* [JOB]:
Rewrite the records from their first line through the line containing "stock-name[interactable]: 北汽蓝谷 bbox=[102, 573, 180, 594]", changing every occurrence of "stock-code" to "security-code" and leaving all else unaltered.

* [DATASET RECORDS]:
-- START --
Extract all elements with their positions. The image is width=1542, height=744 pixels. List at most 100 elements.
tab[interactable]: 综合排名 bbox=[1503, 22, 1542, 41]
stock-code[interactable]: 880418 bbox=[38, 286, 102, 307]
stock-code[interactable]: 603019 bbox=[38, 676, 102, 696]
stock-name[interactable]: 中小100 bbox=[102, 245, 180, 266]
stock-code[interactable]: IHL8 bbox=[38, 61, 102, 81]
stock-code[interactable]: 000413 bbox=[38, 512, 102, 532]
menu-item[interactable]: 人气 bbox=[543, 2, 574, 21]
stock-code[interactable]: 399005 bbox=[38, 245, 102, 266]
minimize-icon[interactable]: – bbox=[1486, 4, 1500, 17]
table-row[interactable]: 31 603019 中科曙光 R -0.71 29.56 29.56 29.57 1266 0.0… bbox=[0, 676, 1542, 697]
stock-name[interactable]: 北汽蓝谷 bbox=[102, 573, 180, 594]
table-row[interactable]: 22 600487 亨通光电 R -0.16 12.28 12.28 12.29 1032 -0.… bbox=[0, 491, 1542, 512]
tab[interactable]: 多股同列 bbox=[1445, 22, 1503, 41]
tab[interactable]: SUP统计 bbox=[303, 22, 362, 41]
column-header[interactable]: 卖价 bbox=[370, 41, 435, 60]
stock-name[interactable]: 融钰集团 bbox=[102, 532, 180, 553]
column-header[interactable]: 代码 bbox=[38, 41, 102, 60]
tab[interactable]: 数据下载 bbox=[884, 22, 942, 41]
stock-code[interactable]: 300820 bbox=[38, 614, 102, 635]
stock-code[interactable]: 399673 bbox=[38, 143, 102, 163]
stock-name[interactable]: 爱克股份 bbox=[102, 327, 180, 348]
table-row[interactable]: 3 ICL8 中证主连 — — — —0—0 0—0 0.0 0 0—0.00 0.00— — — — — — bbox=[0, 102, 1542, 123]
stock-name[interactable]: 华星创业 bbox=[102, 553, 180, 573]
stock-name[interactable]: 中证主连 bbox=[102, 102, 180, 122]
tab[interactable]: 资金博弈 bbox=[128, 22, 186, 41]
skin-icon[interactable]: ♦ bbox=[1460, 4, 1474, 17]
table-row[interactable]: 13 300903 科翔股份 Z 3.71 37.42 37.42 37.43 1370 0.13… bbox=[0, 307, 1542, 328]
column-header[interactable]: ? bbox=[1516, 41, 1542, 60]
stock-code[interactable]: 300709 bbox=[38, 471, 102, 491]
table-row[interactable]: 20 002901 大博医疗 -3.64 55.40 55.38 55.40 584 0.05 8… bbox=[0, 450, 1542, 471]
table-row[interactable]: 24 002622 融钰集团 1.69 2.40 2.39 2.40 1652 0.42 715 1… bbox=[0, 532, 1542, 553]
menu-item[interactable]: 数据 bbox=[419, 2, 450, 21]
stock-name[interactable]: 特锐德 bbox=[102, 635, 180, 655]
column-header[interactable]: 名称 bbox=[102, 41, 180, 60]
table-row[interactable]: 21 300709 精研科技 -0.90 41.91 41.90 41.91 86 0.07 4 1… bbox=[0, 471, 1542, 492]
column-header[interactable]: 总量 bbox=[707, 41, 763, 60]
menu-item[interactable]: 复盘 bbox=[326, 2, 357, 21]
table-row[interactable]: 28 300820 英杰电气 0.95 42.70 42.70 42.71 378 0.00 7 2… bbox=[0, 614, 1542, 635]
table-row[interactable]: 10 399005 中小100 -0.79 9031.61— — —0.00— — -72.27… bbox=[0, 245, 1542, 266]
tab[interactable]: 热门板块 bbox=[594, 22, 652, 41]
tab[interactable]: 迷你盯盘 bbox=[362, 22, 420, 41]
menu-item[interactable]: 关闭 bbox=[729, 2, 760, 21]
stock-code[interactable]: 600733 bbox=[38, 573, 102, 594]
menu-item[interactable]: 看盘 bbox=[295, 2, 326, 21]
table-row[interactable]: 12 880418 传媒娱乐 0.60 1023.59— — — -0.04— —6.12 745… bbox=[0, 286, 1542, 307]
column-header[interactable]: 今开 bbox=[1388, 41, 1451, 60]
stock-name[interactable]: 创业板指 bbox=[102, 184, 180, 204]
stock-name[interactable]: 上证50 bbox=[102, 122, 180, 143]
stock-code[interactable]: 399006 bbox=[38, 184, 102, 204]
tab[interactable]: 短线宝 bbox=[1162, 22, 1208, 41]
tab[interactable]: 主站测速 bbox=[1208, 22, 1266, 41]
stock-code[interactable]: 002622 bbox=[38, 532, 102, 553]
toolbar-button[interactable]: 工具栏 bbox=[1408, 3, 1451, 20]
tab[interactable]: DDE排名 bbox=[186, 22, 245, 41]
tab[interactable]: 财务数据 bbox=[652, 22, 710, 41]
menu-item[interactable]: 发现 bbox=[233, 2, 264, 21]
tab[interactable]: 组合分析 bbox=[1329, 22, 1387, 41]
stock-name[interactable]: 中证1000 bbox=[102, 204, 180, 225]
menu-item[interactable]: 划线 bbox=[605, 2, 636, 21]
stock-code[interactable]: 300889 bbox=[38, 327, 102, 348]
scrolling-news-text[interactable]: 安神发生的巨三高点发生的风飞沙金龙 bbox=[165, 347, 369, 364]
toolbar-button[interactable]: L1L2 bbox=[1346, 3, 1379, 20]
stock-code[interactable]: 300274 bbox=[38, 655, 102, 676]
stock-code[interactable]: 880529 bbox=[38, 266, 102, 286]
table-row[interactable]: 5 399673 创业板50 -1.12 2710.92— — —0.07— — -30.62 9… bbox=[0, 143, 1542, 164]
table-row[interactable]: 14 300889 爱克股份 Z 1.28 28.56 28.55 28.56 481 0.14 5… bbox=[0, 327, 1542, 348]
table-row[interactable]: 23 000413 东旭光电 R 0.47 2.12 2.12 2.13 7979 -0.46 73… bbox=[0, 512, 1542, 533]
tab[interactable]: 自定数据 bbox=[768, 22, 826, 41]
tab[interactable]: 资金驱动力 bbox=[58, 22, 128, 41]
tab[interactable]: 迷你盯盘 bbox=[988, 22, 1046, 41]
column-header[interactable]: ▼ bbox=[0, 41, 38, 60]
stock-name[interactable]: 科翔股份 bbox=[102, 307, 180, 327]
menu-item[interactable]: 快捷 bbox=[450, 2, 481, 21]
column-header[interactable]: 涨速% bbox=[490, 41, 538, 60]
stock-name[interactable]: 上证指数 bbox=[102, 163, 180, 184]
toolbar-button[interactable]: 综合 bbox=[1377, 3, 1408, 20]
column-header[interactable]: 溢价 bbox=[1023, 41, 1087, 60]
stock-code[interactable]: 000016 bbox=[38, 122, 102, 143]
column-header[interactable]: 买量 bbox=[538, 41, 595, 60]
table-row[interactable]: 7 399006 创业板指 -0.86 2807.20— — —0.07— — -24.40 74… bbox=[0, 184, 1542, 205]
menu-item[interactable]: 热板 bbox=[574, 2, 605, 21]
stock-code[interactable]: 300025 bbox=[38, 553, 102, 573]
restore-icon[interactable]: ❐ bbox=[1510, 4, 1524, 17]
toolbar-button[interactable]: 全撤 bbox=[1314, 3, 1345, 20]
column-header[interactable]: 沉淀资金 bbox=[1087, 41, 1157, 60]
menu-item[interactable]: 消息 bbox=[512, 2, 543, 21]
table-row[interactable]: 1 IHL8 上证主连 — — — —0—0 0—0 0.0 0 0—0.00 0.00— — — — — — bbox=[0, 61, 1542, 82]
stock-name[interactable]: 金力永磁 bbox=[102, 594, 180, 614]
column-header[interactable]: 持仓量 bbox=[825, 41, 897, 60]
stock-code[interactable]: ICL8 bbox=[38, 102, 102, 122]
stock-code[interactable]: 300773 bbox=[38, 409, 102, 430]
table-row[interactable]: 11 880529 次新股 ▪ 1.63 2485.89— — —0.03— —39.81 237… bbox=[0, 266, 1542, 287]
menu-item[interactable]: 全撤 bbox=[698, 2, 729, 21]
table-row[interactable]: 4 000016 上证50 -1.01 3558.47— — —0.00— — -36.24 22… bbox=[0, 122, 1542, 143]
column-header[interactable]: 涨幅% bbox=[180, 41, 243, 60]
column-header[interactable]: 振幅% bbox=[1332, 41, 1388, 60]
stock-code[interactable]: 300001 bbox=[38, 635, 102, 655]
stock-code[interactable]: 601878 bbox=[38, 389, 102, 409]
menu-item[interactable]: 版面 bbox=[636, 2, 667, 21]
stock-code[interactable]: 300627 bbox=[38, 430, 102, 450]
-- END --
* [EXERCISE OUTPUT]:
Extract all elements with their positions. The image is width=1542, height=744 pixels. List at most 100 elements.
tab[interactable]: 综合排名 bbox=[1503, 22, 1542, 41]
security-code[interactable]: 880418 bbox=[38, 286, 102, 307]
security-code[interactable]: 603019 bbox=[38, 676, 102, 696]
stock-name[interactable]: 中小100 bbox=[102, 245, 180, 266]
security-code[interactable]: IHL8 bbox=[38, 61, 102, 81]
security-code[interactable]: 000413 bbox=[38, 512, 102, 532]
menu-item[interactable]: 人气 bbox=[543, 2, 574, 21]
security-code[interactable]: 399005 bbox=[38, 245, 102, 266]
minimize-icon[interactable]: – bbox=[1486, 4, 1500, 17]
table-row[interactable]: 31 603019 中科曙光 R -0.71 29.56 29.56 29.57 1266 0.0… bbox=[0, 676, 1542, 697]
stock-name[interactable]: 北汽蓝谷 bbox=[102, 573, 180, 594]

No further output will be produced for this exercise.